Every line containing the word "Contexto" needs to be found and copied.
⟨
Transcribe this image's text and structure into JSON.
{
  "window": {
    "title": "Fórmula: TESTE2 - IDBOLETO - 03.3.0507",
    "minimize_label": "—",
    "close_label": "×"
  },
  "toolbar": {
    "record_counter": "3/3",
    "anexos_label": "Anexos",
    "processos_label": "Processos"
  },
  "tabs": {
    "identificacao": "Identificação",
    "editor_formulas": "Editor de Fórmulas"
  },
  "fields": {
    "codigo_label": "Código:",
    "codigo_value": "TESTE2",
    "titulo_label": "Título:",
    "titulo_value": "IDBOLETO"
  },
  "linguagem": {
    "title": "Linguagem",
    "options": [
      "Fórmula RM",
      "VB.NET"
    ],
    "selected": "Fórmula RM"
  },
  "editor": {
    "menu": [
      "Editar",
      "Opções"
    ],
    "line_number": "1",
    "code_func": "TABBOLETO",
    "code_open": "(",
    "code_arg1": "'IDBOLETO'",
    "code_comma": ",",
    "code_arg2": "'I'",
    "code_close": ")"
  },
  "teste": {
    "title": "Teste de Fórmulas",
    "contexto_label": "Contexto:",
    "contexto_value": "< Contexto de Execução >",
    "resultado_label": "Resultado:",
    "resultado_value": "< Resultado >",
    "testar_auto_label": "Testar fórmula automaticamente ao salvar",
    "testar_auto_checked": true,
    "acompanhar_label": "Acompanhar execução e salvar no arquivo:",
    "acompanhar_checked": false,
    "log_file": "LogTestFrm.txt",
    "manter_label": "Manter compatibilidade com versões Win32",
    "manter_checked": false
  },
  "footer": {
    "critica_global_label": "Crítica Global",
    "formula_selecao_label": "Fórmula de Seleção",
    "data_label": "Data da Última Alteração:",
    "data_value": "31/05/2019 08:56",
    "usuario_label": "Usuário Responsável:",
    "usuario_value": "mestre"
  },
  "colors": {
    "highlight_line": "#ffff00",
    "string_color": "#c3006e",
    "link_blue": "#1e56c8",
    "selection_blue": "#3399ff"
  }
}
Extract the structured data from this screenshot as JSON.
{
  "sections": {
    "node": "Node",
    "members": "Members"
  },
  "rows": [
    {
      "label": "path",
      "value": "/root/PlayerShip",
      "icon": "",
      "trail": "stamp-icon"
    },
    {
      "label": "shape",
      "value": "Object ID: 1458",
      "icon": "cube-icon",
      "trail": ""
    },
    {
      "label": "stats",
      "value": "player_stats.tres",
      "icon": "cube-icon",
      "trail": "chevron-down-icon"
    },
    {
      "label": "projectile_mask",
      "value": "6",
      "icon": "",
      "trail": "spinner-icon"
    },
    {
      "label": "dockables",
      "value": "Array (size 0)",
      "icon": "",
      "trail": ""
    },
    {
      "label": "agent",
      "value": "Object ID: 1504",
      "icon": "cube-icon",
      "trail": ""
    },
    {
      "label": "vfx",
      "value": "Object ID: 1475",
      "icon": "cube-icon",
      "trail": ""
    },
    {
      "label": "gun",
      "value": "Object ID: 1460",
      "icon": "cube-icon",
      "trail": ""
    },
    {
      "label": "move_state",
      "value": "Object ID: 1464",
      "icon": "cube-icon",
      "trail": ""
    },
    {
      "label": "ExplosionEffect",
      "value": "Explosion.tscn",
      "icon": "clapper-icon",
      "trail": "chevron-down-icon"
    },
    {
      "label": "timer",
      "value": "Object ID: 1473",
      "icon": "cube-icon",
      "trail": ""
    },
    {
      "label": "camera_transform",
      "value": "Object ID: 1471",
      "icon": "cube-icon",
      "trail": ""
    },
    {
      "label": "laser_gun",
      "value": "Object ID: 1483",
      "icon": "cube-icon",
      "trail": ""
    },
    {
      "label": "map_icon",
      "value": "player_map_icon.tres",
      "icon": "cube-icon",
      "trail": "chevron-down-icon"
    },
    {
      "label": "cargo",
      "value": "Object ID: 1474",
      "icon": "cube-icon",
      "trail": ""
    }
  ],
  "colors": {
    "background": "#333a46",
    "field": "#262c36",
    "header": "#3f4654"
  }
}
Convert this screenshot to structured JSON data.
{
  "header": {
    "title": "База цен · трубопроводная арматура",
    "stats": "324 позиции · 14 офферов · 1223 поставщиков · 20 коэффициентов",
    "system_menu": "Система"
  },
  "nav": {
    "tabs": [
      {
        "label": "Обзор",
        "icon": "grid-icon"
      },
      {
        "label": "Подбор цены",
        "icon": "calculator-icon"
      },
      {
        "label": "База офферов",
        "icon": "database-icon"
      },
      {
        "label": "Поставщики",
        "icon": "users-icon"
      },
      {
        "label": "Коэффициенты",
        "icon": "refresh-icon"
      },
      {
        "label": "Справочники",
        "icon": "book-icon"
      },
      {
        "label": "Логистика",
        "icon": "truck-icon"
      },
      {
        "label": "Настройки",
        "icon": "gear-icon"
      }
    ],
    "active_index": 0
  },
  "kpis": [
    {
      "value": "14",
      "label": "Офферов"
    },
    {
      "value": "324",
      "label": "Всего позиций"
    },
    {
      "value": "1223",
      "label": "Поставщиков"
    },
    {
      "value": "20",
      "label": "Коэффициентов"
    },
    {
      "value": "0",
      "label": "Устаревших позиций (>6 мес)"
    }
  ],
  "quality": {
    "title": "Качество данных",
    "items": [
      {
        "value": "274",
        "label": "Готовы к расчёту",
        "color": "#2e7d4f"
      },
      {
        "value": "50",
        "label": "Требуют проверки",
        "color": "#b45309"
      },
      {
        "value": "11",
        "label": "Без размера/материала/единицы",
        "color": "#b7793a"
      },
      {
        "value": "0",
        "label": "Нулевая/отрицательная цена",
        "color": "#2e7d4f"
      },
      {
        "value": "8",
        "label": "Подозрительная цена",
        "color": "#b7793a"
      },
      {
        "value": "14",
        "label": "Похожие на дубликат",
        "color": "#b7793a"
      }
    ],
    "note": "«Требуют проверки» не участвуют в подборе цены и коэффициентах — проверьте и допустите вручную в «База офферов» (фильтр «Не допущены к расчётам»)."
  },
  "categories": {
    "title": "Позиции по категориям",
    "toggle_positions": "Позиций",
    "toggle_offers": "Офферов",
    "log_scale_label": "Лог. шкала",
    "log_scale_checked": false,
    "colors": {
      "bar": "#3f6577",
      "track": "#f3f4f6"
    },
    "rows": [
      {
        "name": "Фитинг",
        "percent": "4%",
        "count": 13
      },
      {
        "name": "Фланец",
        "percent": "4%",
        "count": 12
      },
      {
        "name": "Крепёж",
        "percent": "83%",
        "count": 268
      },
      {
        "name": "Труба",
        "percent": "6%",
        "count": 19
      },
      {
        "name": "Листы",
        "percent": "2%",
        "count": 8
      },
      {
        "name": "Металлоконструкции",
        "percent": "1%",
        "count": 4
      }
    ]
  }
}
⟩
⟨
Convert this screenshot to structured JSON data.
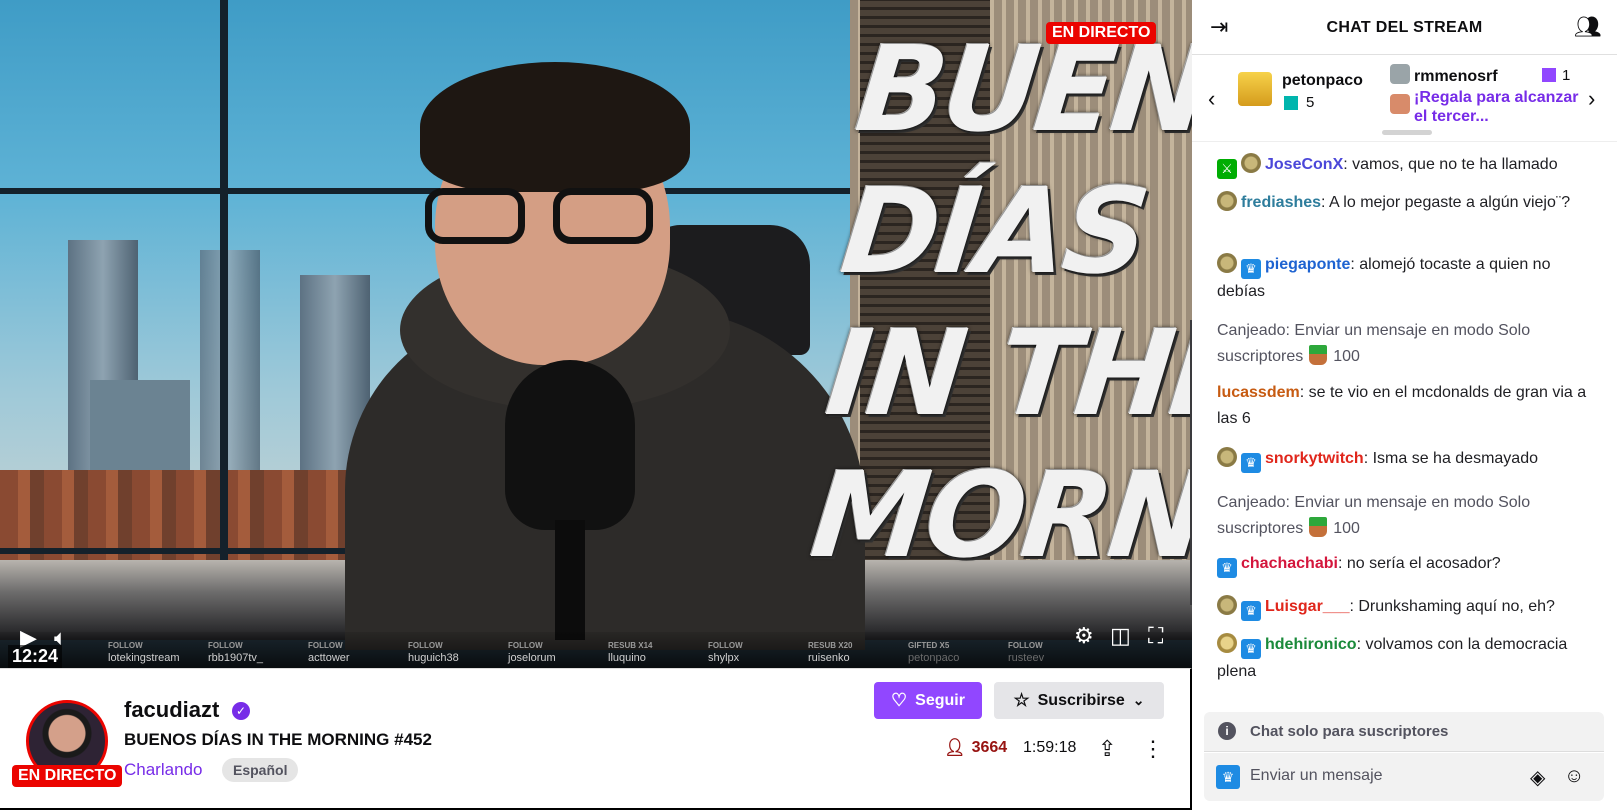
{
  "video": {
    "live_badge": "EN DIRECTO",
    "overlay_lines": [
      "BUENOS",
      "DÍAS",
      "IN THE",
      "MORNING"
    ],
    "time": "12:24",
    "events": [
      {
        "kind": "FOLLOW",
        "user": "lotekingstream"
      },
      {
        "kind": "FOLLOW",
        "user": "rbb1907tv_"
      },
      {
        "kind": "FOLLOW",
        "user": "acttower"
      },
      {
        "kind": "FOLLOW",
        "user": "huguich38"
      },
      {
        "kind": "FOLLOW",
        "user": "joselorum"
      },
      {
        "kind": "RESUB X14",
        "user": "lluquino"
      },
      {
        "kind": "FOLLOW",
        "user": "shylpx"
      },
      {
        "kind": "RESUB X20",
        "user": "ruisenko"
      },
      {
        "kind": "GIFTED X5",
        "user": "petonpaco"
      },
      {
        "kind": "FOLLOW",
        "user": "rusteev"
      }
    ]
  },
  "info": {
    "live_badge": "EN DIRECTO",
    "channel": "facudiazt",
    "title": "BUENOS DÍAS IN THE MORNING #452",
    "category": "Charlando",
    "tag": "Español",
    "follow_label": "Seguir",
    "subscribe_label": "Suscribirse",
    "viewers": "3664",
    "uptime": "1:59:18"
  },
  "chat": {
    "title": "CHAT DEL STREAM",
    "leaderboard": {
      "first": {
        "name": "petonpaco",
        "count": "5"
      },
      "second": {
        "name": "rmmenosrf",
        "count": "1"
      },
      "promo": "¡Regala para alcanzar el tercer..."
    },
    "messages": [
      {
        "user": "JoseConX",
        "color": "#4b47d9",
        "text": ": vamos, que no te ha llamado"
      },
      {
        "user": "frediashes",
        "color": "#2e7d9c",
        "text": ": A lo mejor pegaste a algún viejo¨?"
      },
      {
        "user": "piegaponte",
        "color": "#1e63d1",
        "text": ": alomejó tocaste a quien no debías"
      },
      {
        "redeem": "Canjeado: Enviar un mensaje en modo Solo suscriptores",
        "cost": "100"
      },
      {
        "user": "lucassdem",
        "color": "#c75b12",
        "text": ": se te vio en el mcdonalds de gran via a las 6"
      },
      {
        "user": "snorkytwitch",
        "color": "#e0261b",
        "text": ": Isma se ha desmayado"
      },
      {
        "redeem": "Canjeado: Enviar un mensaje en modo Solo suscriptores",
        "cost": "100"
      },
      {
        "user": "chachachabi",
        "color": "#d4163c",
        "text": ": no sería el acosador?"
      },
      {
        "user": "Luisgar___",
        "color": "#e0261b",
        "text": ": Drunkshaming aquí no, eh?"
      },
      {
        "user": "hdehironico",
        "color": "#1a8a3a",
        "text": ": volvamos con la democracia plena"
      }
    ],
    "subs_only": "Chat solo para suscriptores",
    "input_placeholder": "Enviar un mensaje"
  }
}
⟩
- **SOLVED EXERCISE**:
    "contexto_label": "Contexto:",
    "contexto_value": "< Contexto de Execução >",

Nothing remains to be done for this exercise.